──────── RECORDED INFORMATION

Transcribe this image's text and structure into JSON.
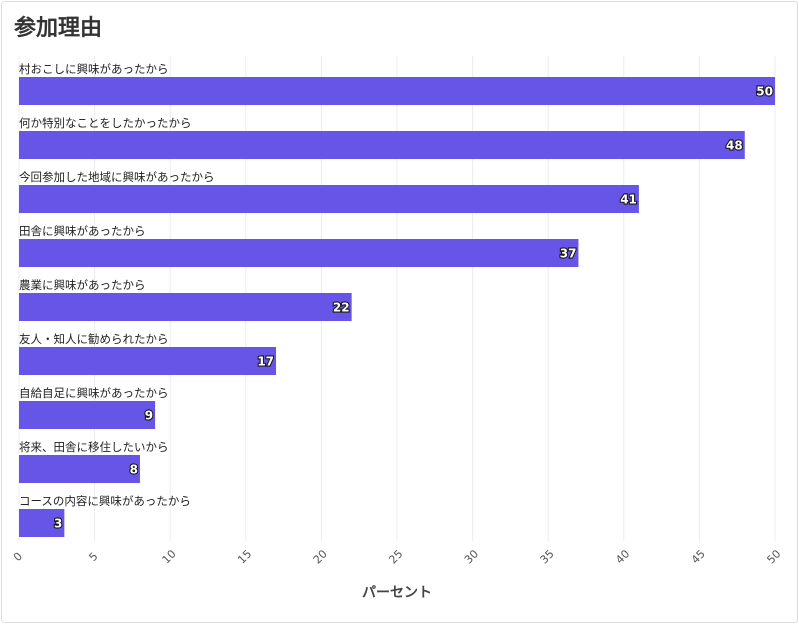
{
  "chart_data": {
    "type": "bar",
    "orientation": "horizontal",
    "title": "参加理由",
    "xlabel": "パーセント",
    "xlim": [
      0,
      50
    ],
    "xticks": [
      0,
      5,
      10,
      15,
      20,
      25,
      30,
      35,
      40,
      45,
      50
    ],
    "grid": true,
    "bar_color": "#6655e6",
    "categories": [
      "村おこしに興味があったから",
      "何か特別なことをしたかったから",
      "今回参加した地域に興味があったから",
      "田舎に興味があったから",
      "農業に興味があったから",
      "友人・知人に勧められたから",
      "自給自足に興味があったから",
      "将来、田舎に移住したいから",
      "コースの内容に興味があったから"
    ],
    "values": [
      50,
      48,
      41,
      37,
      22,
      17,
      9,
      8,
      3
    ]
  }
}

────────────────

• _REQUIRED TASK_
Copy out every line of the material above exactly, skipping the pictures.

• _REPLY_
Transcribe this image's text and structure into JSON.
{
  "chart_data": {
    "type": "bar",
    "orientation": "horizontal",
    "title": "参加理由",
    "xlabel": "パーセント",
    "xlim": [
      0,
      50
    ],
    "xticks": [
      0,
      5,
      10,
      15,
      20,
      25,
      30,
      35,
      40,
      45,
      50
    ],
    "grid": true,
    "bar_color": "#6655e6",
    "categories": [
      "村おこしに興味があったから",
      "何か特別なことをしたかったから",
      "今回参加した地域に興味があったから",
      "田舎に興味があったから",
      "農業に興味があったから",
      "友人・知人に勧められたから",
      "自給自足に興味があったから",
      "将来、田舎に移住したいから",
      "コースの内容に興味があったから"
    ],
    "values": [
      50,
      48,
      41,
      37,
      22,
      17,
      9,
      8,
      3
    ]
  }
}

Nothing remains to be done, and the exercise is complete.